Task brief: Output the material below unchanged, apart from leaving out the pictures.

Records supplied:
⁂
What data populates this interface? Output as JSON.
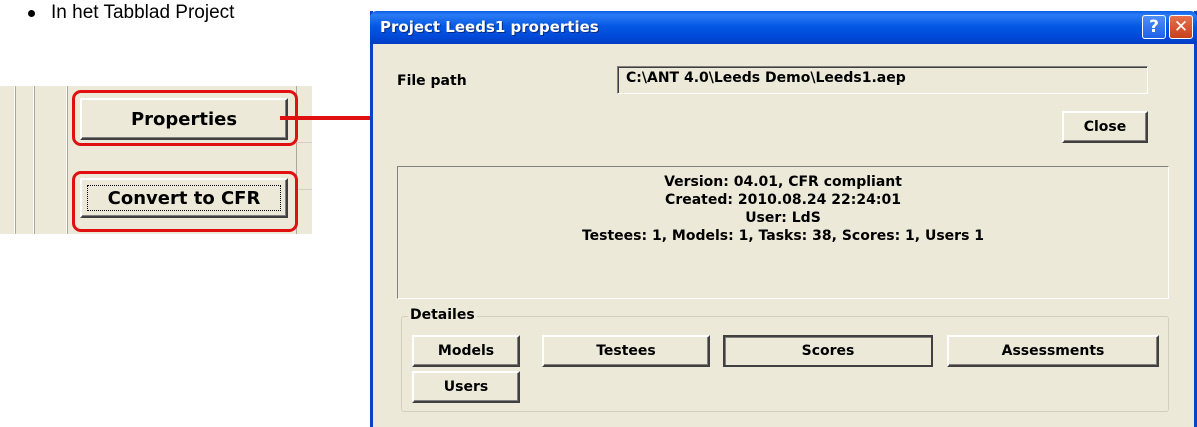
{
  "doc": {
    "bullet_text": "In het Tabblad Project"
  },
  "toolbar": {
    "properties_label": "Properties",
    "convert_label": "Convert to CFR"
  },
  "dialog": {
    "title": "Project Leeds1 properties",
    "help_glyph": "?",
    "close_glyph": "✕",
    "file_path_label": "File path",
    "file_path_value": "C:\\ANT 4.0\\Leeds Demo\\Leeds1.aep",
    "close_label": "Close",
    "info": {
      "version": "Version: 04.01, CFR compliant",
      "created": "Created: 2010.08.24 22:24:01",
      "user": "User: LdS",
      "counts": "Testees: 1, Models: 1, Tasks: 38, Scores: 1, Users 1"
    },
    "details": {
      "title": "Detailes",
      "models": "Models",
      "testees": "Testees",
      "scores": "Scores",
      "assessments": "Assessments",
      "users": "Users"
    }
  },
  "colors": {
    "highlight": "#e01010",
    "titlebar": "#0559e4",
    "dialog_bg": "#ece9d8"
  }
}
⁂
Solution to this problem:
What data populates this interface? Output as JSON.
{
  "doc": {
    "bullet_text": "In het Tabblad Project"
  },
  "toolbar": {
    "properties_label": "Properties",
    "convert_label": "Convert to CFR"
  },
  "dialog": {
    "title": "Project Leeds1 properties",
    "help_glyph": "?",
    "close_glyph": "✕",
    "file_path_label": "File path",
    "file_path_value": "C:\\ANT 4.0\\Leeds Demo\\Leeds1.aep",
    "close_label": "Close",
    "info": {
      "version": "Version: 04.01, CFR compliant",
      "created": "Created: 2010.08.24 22:24:01",
      "user": "User: LdS",
      "counts": "Testees: 1, Models: 1, Tasks: 38, Scores: 1, Users 1"
    },
    "details": {
      "title": "Detailes",
      "models": "Models",
      "testees": "Testees",
      "scores": "Scores",
      "assessments": "Assessments",
      "users": "Users"
    }
  },
  "colors": {
    "highlight": "#e01010",
    "titlebar": "#0559e4",
    "dialog_bg": "#ece9d8"
  }
}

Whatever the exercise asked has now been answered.